[[ GIVEN TEXT open ]]
Construction Injuries And Workers' Compensation In MassachusettsOn a national scale, 231 out of every 10,000 full-time construction workers had workplace injuries that resulted in at least one missed workday, and 991 sustained fatal injuries in 2019. That same year, 19 Massachusetts construction workers lost their lives. If you have an on-the-job accident that results in injuries, you need to understand the workers’ compensation rules, benefits and claims process.

Are Construction Workers Eligible for Workers’ Compensation Benefits?

Massachusetts considers almost all workers under another’s service an employee, whether there is an oral, written or implied contract for hire. Construction workers are no exception. If you work for a general contractor or subcontractor, you are most likely an employee for workers’ compensation purposes.

Independent Contractor Classification

The construction industry is renowned for classifying workers as independent contractors, even when they work solely for one entity or individual. However, when you are under someone else’s direction, you are an employee, and your employer must have workers’ compensation for you. To claim you as an independent contractor, an employer must be able to show the following:

  • You conduct your job without the employer’s control or direction
  • The work you perform is outside the employer’s business
  • You have your own business doing the work you do for the employer

The state assumes you are an employee — with rights to workers’ comp benefits — unless the employer can prove you meet all three criteria.

Subcontractor Classification

General or independent contractors often hire subcontractors to perform specialized work. However, the question again arises regarding the worker’s independence. If you work for a subcontractor, you are likely an employee under workers’ compensation laws. If you perform specialty work independently, you may still be eligible for workers’ compensation through the contractor who hires you.

Often, general contractors want to know that the subcontractors on their job sites have workers’ compensation coverage. A contractor may either ask you if you have insurance or require you to pay for coverage through the contractor’s policy. The liability risk for contractors is high, so they often ensure they are protected from claims if the subcontractor gets hurt.

What Benefits Are You Entitled to With Workers’ Compensation?

Workers’ compensation provides benefits that cover your medical expenses and wages if you sustain a construction site injury. The specific benefits depend on the severity of your injuries and how they impact your ability to work. WCI may also pay for vocational rehabilitation and lump-sum settlements for permanent loss of function, disfigurement or scarring.

Medical Expenses Benefits

Workers’ compensation insurance should cover if you require medical treatment after a job-related accident or incident. You are also entitled to medical benefits if you sustain stress or use injuries. The coverage pays for reasonable medical care and prescriptions for as long as you need it. You also get mileage reimbursement for trips you make to your appointments. You can choose your doctor. However, for the first visit, your employer has a right to choose who you see.

Wage Benefits

The wage benefits you might receive vary with how much your injuries affect what you can do for work and how long. The benefits break down as follows:

  • Temporary partial incapacity: You can work, but to a lesser degree or in a different capacity that pays you less. You receive a maximum of 60% of your average weekly salary for up to 260 weeks.
[[ GIVEN TEXT closed ]]
[[ PROVIDED MATERIAL open ]]
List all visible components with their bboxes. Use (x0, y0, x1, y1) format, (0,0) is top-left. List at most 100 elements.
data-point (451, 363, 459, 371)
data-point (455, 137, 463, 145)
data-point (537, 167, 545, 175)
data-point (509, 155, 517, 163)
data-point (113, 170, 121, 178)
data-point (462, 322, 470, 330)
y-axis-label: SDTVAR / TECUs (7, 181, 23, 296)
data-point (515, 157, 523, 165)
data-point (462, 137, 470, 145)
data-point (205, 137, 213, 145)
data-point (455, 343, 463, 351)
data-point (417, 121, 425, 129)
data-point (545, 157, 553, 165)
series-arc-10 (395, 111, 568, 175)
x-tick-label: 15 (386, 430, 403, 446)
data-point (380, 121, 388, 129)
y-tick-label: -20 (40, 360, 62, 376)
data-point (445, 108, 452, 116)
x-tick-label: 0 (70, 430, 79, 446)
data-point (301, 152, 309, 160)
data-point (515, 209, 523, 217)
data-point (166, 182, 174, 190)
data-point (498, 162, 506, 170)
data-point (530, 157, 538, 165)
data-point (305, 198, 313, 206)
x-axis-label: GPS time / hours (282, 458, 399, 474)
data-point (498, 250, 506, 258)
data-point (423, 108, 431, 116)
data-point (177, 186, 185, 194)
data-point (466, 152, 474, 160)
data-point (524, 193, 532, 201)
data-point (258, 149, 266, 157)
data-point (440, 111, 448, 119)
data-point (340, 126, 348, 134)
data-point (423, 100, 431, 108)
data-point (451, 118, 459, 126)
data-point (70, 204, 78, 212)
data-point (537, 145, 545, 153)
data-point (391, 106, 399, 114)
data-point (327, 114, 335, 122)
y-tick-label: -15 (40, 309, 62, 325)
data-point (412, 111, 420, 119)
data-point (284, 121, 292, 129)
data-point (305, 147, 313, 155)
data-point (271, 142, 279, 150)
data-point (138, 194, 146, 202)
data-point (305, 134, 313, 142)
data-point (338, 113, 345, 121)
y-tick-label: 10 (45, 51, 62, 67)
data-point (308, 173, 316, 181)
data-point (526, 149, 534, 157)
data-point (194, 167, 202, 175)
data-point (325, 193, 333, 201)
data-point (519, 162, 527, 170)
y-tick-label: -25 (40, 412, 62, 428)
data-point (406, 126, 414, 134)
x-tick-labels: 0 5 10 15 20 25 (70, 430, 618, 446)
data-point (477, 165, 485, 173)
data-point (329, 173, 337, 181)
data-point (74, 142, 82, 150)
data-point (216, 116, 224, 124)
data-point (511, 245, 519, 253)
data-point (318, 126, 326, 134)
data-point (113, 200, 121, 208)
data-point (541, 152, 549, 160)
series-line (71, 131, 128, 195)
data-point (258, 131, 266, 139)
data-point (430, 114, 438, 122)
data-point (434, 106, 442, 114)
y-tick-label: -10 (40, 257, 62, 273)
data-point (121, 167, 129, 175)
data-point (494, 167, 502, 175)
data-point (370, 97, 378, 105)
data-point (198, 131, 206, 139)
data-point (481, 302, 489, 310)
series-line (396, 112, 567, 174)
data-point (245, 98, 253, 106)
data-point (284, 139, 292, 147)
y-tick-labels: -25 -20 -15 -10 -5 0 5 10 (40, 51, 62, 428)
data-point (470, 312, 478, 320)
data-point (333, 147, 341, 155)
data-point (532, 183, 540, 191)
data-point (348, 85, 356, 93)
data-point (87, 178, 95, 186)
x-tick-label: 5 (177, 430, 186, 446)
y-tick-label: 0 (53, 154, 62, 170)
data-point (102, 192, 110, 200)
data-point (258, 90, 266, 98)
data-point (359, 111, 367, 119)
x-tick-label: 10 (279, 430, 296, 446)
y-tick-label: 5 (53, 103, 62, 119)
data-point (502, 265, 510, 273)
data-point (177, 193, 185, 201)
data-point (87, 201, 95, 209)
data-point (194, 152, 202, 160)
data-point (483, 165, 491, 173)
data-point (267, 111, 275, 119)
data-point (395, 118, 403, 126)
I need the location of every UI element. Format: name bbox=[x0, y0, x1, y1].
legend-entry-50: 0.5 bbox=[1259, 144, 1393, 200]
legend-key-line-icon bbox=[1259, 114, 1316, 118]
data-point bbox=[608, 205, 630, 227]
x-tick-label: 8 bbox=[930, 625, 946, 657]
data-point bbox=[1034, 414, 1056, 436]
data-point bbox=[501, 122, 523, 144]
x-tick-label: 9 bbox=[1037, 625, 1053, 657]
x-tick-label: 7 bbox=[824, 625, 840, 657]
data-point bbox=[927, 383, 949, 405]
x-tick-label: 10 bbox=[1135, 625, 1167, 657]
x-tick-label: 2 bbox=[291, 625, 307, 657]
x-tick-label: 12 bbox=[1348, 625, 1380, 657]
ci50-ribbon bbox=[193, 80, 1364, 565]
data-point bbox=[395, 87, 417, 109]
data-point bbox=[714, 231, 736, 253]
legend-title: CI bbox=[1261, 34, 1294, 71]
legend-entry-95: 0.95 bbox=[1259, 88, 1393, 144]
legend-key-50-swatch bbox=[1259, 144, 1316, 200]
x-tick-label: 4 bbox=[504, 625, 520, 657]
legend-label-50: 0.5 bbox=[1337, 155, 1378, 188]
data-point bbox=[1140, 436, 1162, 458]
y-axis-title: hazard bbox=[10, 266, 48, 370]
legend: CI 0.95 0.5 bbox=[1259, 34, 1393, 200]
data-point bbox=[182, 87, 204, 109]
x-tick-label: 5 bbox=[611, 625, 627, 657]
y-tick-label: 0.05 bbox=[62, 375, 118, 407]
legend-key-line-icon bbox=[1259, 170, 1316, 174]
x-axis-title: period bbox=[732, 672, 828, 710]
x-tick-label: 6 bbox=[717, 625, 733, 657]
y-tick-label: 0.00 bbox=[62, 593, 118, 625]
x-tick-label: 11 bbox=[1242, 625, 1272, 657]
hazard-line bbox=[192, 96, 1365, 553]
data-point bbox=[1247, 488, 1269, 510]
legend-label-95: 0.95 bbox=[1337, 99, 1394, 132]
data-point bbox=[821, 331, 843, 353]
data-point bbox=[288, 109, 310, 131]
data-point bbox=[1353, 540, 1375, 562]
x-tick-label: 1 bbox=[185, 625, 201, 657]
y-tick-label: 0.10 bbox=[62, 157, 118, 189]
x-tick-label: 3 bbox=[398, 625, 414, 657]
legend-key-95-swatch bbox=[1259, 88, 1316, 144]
[[ PROVIDED MATERIAL closed ]]
* [WORK INSTRUCTION 1]: Transcribe the text on construction injuries from "General or independent" up to and including "who hires you.".
* [WORK INSTRUCTION 2]: According to the text on construction injuries, how many Massachusetts construction workers lost their lives in 2019?
* [WORK INSTRUCTION 3]: List the criteria that, according to the text on construction injuries, an employer must show to claim a worker as an independent contractor.
The records are a separate set of material and have no link to the text on construction injuries.

* [EXPECTED OUTPUT 1]:
General or independent contractors often hire subcontractors to perform specialized work. However, the question again arises regarding the worker’s independence. If you work for a subcontractor, you are likely an employee under workers’ compensation laws. If you perform specialty work independently, you may still be eligible for workers’ compensation through the contractor who hires you.

* [EXPECTED OUTPUT 2]: 19

* [EXPECTED OUTPUT 3]:
- The worker does the job without the employer's control or direction.
- The work is outside the employer's business.
- The worker has their own business doing the work they do for the employer.